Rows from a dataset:
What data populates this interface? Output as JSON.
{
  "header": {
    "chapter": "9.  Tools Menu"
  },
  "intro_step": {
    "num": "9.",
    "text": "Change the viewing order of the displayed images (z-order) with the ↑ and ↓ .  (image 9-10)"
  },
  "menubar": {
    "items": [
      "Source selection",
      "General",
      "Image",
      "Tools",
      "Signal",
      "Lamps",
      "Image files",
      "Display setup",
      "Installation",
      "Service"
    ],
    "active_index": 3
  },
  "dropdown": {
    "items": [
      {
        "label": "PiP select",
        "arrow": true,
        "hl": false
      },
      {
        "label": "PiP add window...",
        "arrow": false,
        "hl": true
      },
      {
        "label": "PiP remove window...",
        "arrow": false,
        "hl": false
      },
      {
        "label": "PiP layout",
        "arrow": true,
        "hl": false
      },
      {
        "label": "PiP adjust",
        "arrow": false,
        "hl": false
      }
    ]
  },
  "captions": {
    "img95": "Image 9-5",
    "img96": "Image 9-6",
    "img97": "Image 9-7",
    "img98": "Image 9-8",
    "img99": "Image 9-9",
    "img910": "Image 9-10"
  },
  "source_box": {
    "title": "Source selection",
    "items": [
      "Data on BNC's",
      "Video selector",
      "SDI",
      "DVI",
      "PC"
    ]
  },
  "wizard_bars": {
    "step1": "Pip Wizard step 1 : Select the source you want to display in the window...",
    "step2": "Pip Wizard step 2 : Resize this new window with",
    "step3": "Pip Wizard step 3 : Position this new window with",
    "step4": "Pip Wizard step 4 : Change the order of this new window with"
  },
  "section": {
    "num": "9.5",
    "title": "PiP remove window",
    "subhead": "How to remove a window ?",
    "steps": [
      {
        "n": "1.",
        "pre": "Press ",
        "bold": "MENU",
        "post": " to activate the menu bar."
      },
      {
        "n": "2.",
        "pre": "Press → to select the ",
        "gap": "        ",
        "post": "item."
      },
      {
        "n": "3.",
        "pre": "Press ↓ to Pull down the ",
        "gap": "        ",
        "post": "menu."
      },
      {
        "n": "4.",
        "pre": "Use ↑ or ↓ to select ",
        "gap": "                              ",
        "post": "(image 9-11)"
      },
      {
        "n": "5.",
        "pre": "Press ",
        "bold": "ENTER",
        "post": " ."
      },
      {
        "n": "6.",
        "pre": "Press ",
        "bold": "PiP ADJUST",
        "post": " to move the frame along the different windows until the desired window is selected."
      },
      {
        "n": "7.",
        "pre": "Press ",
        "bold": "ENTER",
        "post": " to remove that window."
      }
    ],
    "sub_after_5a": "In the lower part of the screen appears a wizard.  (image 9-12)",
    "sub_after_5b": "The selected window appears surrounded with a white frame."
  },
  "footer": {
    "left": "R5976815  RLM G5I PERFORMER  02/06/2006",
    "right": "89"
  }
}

▶ _Aim of the exercise_
Every line holding "appears" should be copied out.

▶ _Task solution_
    "sub_after_5a": "In the lower part of the screen appears a wizard.  (image 9-12)",
    "sub_after_5b": "The selected window appears surrounded with a white frame."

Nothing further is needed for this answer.